- TASK REQUIREMENTS
Find every line with the word "name". Copy those lines.

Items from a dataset
## start
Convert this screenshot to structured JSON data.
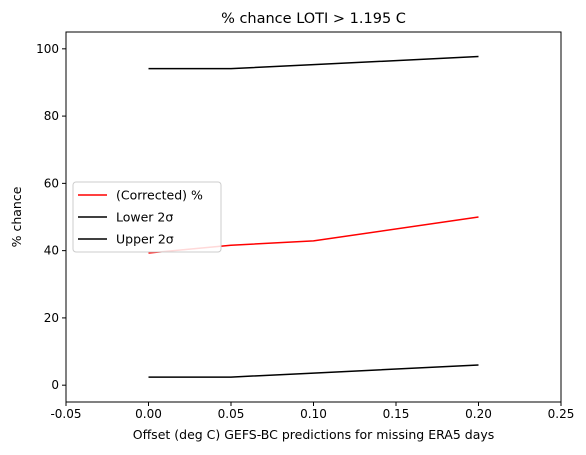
{
  "chart_data": {
    "type": "line",
    "title": "% chance LOTI > 1.195 C",
    "xlabel": "Offset (deg C) GEFS-BC predictions for missing ERA5 days",
    "ylabel": "% chance",
    "xlim": [
      -0.05,
      0.25
    ],
    "ylim": [
      -5,
      105
    ],
    "x_ticks": [
      -0.05,
      0.0,
      0.05,
      0.1,
      0.15,
      0.2,
      0.25
    ],
    "x_tick_labels": [
      "-0.05",
      "0.00",
      "0.05",
      "0.10",
      "0.15",
      "0.20",
      "0.25"
    ],
    "y_ticks": [
      0,
      20,
      40,
      60,
      80,
      100
    ],
    "y_tick_labels": [
      "0",
      "20",
      "40",
      "60",
      "80",
      "100"
    ],
    "grid": false,
    "legend_position": "center-left",
    "x": [
      0.0,
      0.05,
      0.1,
      0.2
    ],
    "series": [
      {
        "name": "(Corrected) %",
        "color": "#ff0000",
        "values": [
          39.3,
          41.6,
          42.9,
          50.0
        ]
      },
      {
        "name": "Lower 2σ",
        "color": "#000000",
        "values": [
          2.4,
          2.4,
          3.6,
          6.0
        ]
      },
      {
        "name": "Upper 2σ",
        "color": "#000000",
        "values": [
          94.1,
          94.1,
          95.3,
          97.7
        ]
      }
    ]
  }
}
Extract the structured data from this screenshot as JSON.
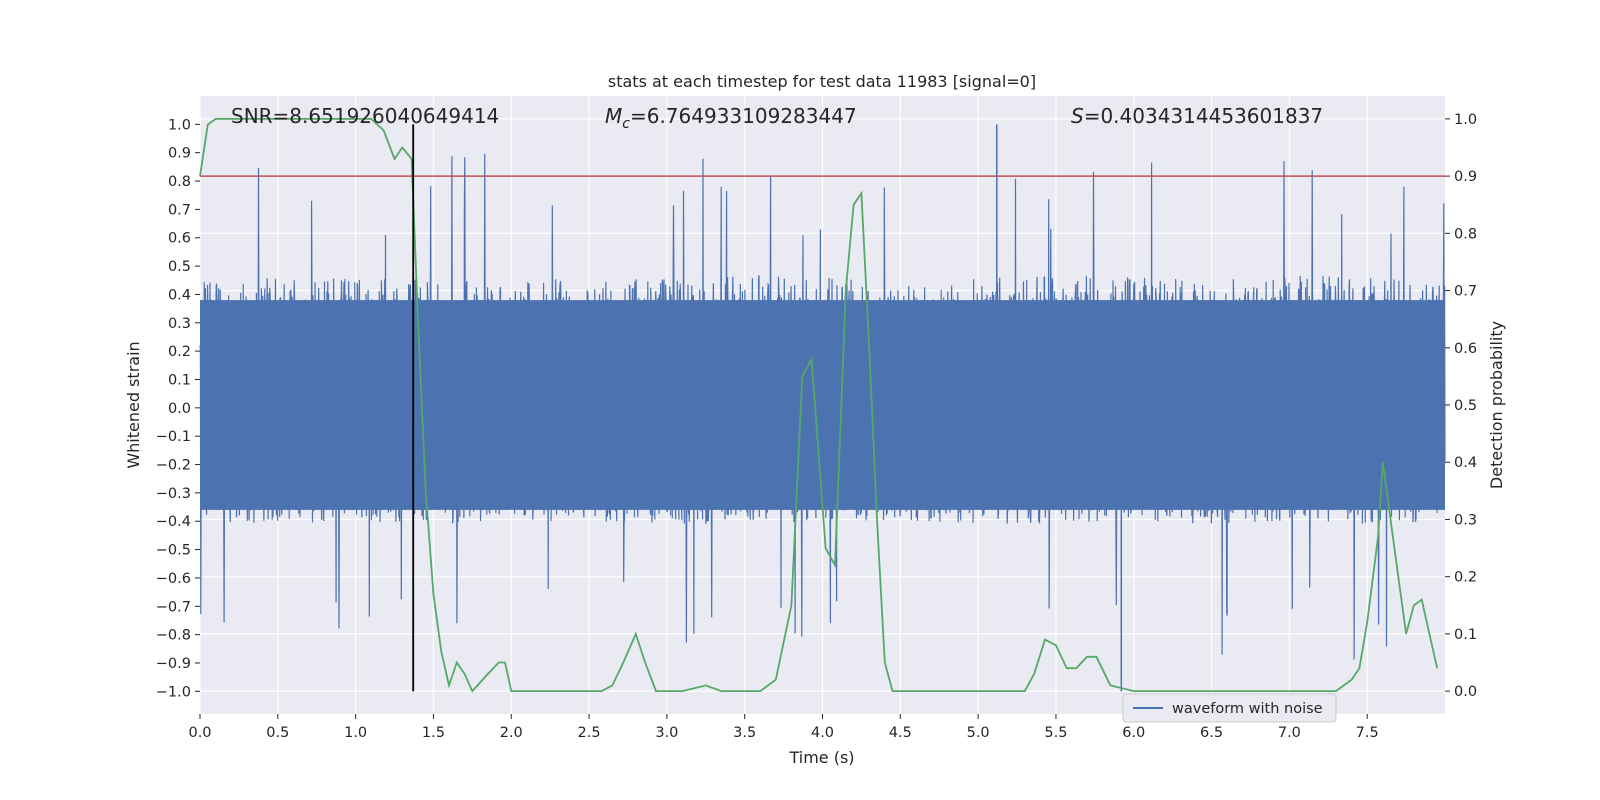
{
  "chart_data": {
    "type": "line",
    "title": "stats at each timestep for test data 11983 [signal=0]",
    "xlabel": "Time (s)",
    "ylabel_left": "Whitened strain",
    "ylabel_right": "Detection probability",
    "xlim": [
      0,
      8
    ],
    "ylim_left": [
      -1.08,
      1.1
    ],
    "ylim_right": [
      -0.04,
      1.04
    ],
    "x_ticks": [
      0.0,
      0.5,
      1.0,
      1.5,
      2.0,
      2.5,
      3.0,
      3.5,
      4.0,
      4.5,
      5.0,
      5.5,
      6.0,
      6.5,
      7.0,
      7.5
    ],
    "x_tick_labels": [
      "0.0",
      "0.5",
      "1.0",
      "1.5",
      "2.0",
      "2.5",
      "3.0",
      "3.5",
      "4.0",
      "4.5",
      "5.0",
      "5.5",
      "6.0",
      "6.5",
      "7.0",
      "7.5"
    ],
    "y_left_ticks": [
      -1.0,
      -0.9,
      -0.8,
      -0.7,
      -0.6,
      -0.5,
      -0.4,
      -0.3,
      -0.2,
      -0.1,
      0.0,
      0.1,
      0.2,
      0.3,
      0.4,
      0.5,
      0.6,
      0.7,
      0.8,
      0.9,
      1.0
    ],
    "y_left_tick_labels": [
      "−1.0",
      "−0.9",
      "−0.8",
      "−0.7",
      "−0.6",
      "−0.5",
      "−0.4",
      "−0.3",
      "−0.2",
      "−0.1",
      "0.0",
      "0.1",
      "0.2",
      "0.3",
      "0.4",
      "0.5",
      "0.6",
      "0.7",
      "0.8",
      "0.9",
      "1.0"
    ],
    "y_right_ticks": [
      0.0,
      0.1,
      0.2,
      0.3,
      0.4,
      0.5,
      0.6,
      0.7,
      0.8,
      0.9,
      1.0
    ],
    "y_right_tick_labels": [
      "0.0",
      "0.1",
      "0.2",
      "0.3",
      "0.4",
      "0.5",
      "0.6",
      "0.7",
      "0.8",
      "0.9",
      "1.0"
    ],
    "grid": true,
    "legend": {
      "placement": "bottom-right",
      "entries": [
        "waveform with noise"
      ]
    },
    "annotations": {
      "snr": "SNR=8.651926040649414",
      "mc_symbol": "M",
      "mc_subscript": "c",
      "mc_value": "=6.764933109283447",
      "s_symbol": "S",
      "s_value": "=0.4034314453601837"
    },
    "threshold_line": {
      "axis": "right",
      "y": 0.9,
      "color": "#c44e52"
    },
    "marker_line": {
      "x": 1.37,
      "y_range": [
        -1.0,
        1.0
      ],
      "color": "#000000"
    },
    "series": [
      {
        "name": "waveform with noise",
        "axis": "left",
        "color": "#4c72b0",
        "envelope": {
          "t": [
            0.0,
            0.5,
            1.0,
            1.5,
            2.0,
            2.5,
            3.0,
            3.5,
            4.0,
            4.5,
            5.0,
            5.5,
            6.0,
            6.5,
            7.0,
            7.5,
            8.0
          ],
          "upper": [
            0.45,
            0.47,
            0.46,
            0.45,
            0.45,
            0.46,
            0.46,
            0.47,
            0.46,
            0.45,
            0.46,
            0.47,
            0.46,
            0.46,
            0.47,
            0.46,
            0.45
          ],
          "lower": [
            -0.4,
            -0.41,
            -0.4,
            -0.41,
            -0.4,
            -0.4,
            -0.41,
            -0.41,
            -0.4,
            -0.4,
            -0.41,
            -0.41,
            -0.4,
            -0.41,
            -0.4,
            -0.41,
            -0.4
          ],
          "max_peak": 1.0,
          "min_peak": -1.0
        }
      },
      {
        "axis": "right",
        "color": "#55a868",
        "x": [
          0.0,
          0.05,
          0.1,
          0.15,
          0.2,
          0.3,
          0.4,
          0.5,
          0.6,
          0.7,
          0.8,
          0.9,
          1.0,
          1.1,
          1.18,
          1.25,
          1.3,
          1.36,
          1.4,
          1.45,
          1.5,
          1.55,
          1.6,
          1.65,
          1.7,
          1.75,
          1.85,
          1.92,
          1.96,
          2.0,
          2.1,
          2.2,
          2.4,
          2.5,
          2.58,
          2.65,
          2.72,
          2.8,
          2.86,
          2.93,
          3.0,
          3.1,
          3.25,
          3.35,
          3.5,
          3.6,
          3.7,
          3.8,
          3.87,
          3.93,
          4.02,
          4.08,
          4.15,
          4.2,
          4.25,
          4.3,
          4.35,
          4.4,
          4.45,
          4.5,
          4.6,
          5.0,
          5.3,
          5.36,
          5.43,
          5.5,
          5.57,
          5.63,
          5.7,
          5.76,
          5.85,
          6.0,
          6.3,
          6.5,
          7.0,
          7.2,
          7.3,
          7.35,
          7.4,
          7.45,
          7.5,
          7.57,
          7.6,
          7.65,
          7.7,
          7.75,
          7.8,
          7.85,
          7.9,
          7.95
        ],
        "values": [
          0.9,
          0.99,
          1.0,
          1.0,
          1.0,
          1.0,
          1.0,
          1.0,
          1.0,
          1.0,
          1.0,
          1.0,
          1.0,
          1.0,
          0.98,
          0.93,
          0.95,
          0.93,
          0.65,
          0.35,
          0.17,
          0.07,
          0.01,
          0.05,
          0.03,
          0.0,
          0.03,
          0.05,
          0.05,
          0.0,
          0.0,
          0.0,
          0.0,
          0.0,
          0.0,
          0.01,
          0.05,
          0.1,
          0.05,
          0.0,
          0.0,
          0.0,
          0.01,
          0.0,
          0.0,
          0.0,
          0.02,
          0.15,
          0.55,
          0.58,
          0.25,
          0.22,
          0.7,
          0.85,
          0.87,
          0.6,
          0.3,
          0.05,
          0.0,
          0.0,
          0.0,
          0.0,
          0.0,
          0.03,
          0.09,
          0.08,
          0.04,
          0.04,
          0.06,
          0.06,
          0.01,
          0.0,
          0.0,
          0.0,
          0.0,
          0.0,
          0.0,
          0.01,
          0.02,
          0.04,
          0.12,
          0.27,
          0.4,
          0.3,
          0.2,
          0.1,
          0.15,
          0.16,
          0.1,
          0.04
        ]
      }
    ]
  }
}
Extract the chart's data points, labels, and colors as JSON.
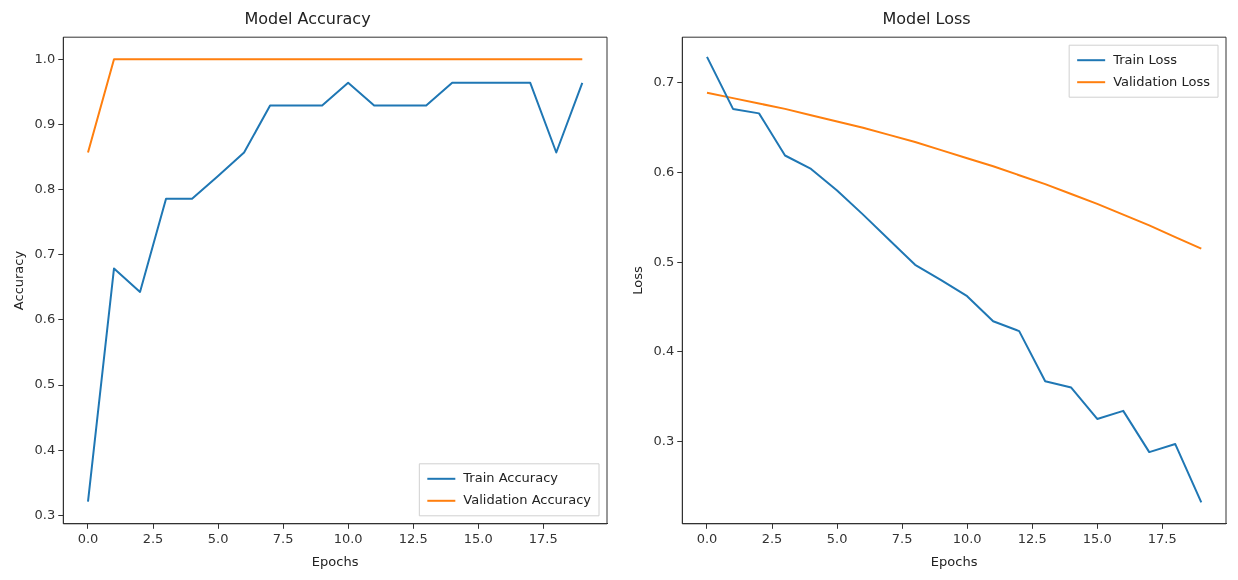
{
  "chart_data": [
    {
      "type": "line",
      "title": "Model Accuracy",
      "xlabel": "Epochs",
      "ylabel": "Accuracy",
      "x": [
        0,
        1,
        2,
        3,
        4,
        5,
        6,
        7,
        8,
        9,
        10,
        11,
        12,
        13,
        14,
        15,
        16,
        17,
        18,
        19
      ],
      "series": [
        {
          "name": "Train Accuracy",
          "color": "#1f77b4",
          "values": [
            0.321,
            0.679,
            0.643,
            0.786,
            0.786,
            0.821,
            0.857,
            0.929,
            0.929,
            0.929,
            0.964,
            0.929,
            0.929,
            0.929,
            0.964,
            0.964,
            0.964,
            0.964,
            0.857,
            0.964
          ]
        },
        {
          "name": "Validation Accuracy",
          "color": "#ff7f0e",
          "values": [
            0.857,
            1,
            1,
            1,
            1,
            1,
            1,
            1,
            1,
            1,
            1,
            1,
            1,
            1,
            1,
            1,
            1,
            1,
            1,
            1
          ]
        }
      ],
      "xlim": [
        -0.95,
        19.95
      ],
      "xticks": [
        {
          "value": 0,
          "label": "0.0"
        },
        {
          "value": 2.5,
          "label": "2.5"
        },
        {
          "value": 5,
          "label": "5.0"
        },
        {
          "value": 7.5,
          "label": "7.5"
        },
        {
          "value": 10,
          "label": "10.0"
        },
        {
          "value": 12.5,
          "label": "12.5"
        },
        {
          "value": 15,
          "label": "15.0"
        },
        {
          "value": 17.5,
          "label": "17.5"
        }
      ],
      "ylim": [
        0.287,
        1.034
      ],
      "yticks": [
        {
          "value": 0.3,
          "label": "0.3"
        },
        {
          "value": 0.4,
          "label": "0.4"
        },
        {
          "value": 0.5,
          "label": "0.5"
        },
        {
          "value": 0.6,
          "label": "0.6"
        },
        {
          "value": 0.7,
          "label": "0.7"
        },
        {
          "value": 0.8,
          "label": "0.8"
        },
        {
          "value": 0.9,
          "label": "0.9"
        },
        {
          "value": 1,
          "label": "1.0"
        }
      ],
      "legend": "bottom right",
      "grid": false,
      "marker": "none",
      "line_style": "solid"
    },
    {
      "type": "line",
      "title": "Model Loss",
      "xlabel": "Epochs",
      "ylabel": "Loss",
      "x": [
        0,
        1,
        2,
        3,
        4,
        5,
        6,
        7,
        8,
        9,
        10,
        11,
        12,
        13,
        14,
        15,
        16,
        17,
        18,
        19
      ],
      "series": [
        {
          "name": "Train Loss",
          "color": "#1f77b4",
          "values": [
            0.729,
            0.671,
            0.666,
            0.619,
            0.604,
            0.58,
            0.553,
            0.525,
            0.497,
            0.48,
            0.462,
            0.434,
            0.423,
            0.367,
            0.36,
            0.325,
            0.334,
            0.288,
            0.297,
            0.232
          ]
        },
        {
          "name": "Validation Loss",
          "color": "#ff7f0e",
          "values": [
            0.689,
            0.683,
            0.677,
            0.671,
            0.664,
            0.657,
            0.65,
            0.642,
            0.634,
            0.625,
            0.616,
            0.607,
            0.597,
            0.587,
            0.576,
            0.565,
            0.553,
            0.541,
            0.528,
            0.515
          ]
        }
      ],
      "xlim": [
        -0.95,
        19.95
      ],
      "xticks": [
        {
          "value": 0,
          "label": "0.0"
        },
        {
          "value": 2.5,
          "label": "2.5"
        },
        {
          "value": 5,
          "label": "5.0"
        },
        {
          "value": 7.5,
          "label": "7.5"
        },
        {
          "value": 10,
          "label": "10.0"
        },
        {
          "value": 12.5,
          "label": "12.5"
        },
        {
          "value": 15,
          "label": "15.0"
        },
        {
          "value": 17.5,
          "label": "17.5"
        }
      ],
      "ylim": [
        0.208,
        0.751
      ],
      "yticks": [
        {
          "value": 0.3,
          "label": "0.3"
        },
        {
          "value": 0.4,
          "label": "0.4"
        },
        {
          "value": 0.5,
          "label": "0.5"
        },
        {
          "value": 0.6,
          "label": "0.6"
        },
        {
          "value": 0.7,
          "label": "0.7"
        }
      ],
      "legend": "top right",
      "grid": false,
      "marker": "none",
      "line_style": "solid"
    }
  ]
}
## end
- RESULT
        "name": "(Corrected) %",
        "name": "Lower 2σ",
        "name": "Upper 2σ",
        "name": "waveform with noise",
          "name": "Train Accuracy",
          "name": "Validation Accuracy",
          "name": "Train Loss",
          "name": "Validation Loss",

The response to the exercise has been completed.